> [TASK INSTRUCTIONS] Write the records out again exactly, leaving no images in.

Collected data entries
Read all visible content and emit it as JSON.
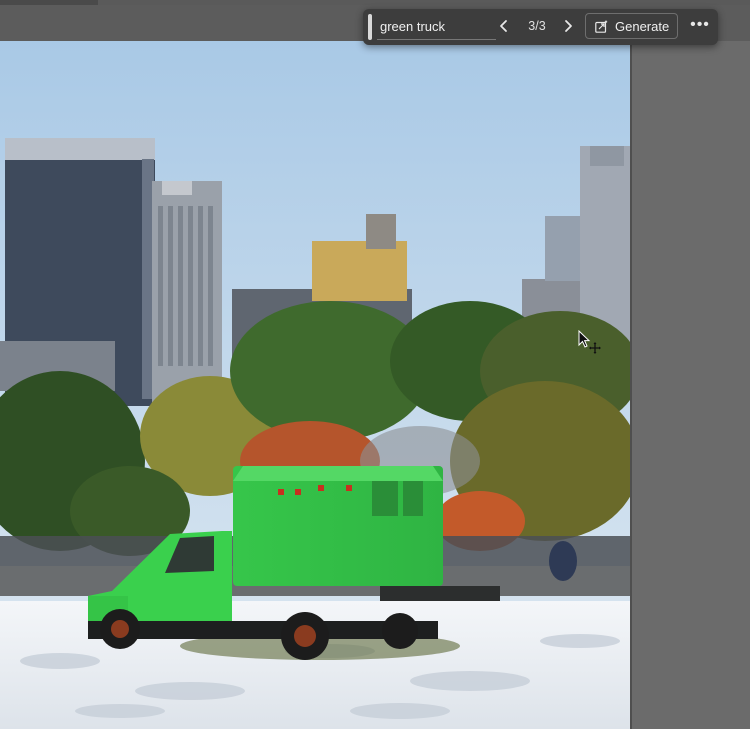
{
  "contextual_taskbar": {
    "prompt_value": "green truck",
    "variation_counter": "3/3",
    "generate_label": "Generate",
    "prev_icon": "chevron-left-icon",
    "next_icon": "chevron-right-icon",
    "more_icon": "more-options-icon",
    "more_glyph": "•••"
  },
  "canvas": {
    "scene": "city skyline, park trees, snowy ground, green box truck",
    "colors": {
      "sky": "#b9d3ea",
      "truck": "#35c94a",
      "snow": "#eef1f5",
      "trees": "#3e6a2c"
    }
  },
  "cursor": {
    "icon": "move-pointer-icon"
  }
}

> [EXERCISE RESULT]
Read all visible content and emit it as JSON.
{
  "contextual_taskbar": {
    "prompt_value": "green truck",
    "variation_counter": "3/3",
    "generate_label": "Generate",
    "prev_icon": "chevron-left-icon",
    "next_icon": "chevron-right-icon",
    "more_icon": "more-options-icon",
    "more_glyph": "•••"
  },
  "canvas": {
    "scene": "city skyline, park trees, snowy ground, green box truck",
    "colors": {
      "sky": "#b9d3ea",
      "truck": "#35c94a",
      "snow": "#eef1f5",
      "trees": "#3e6a2c"
    }
  },
  "cursor": {
    "icon": "move-pointer-icon"
  }
}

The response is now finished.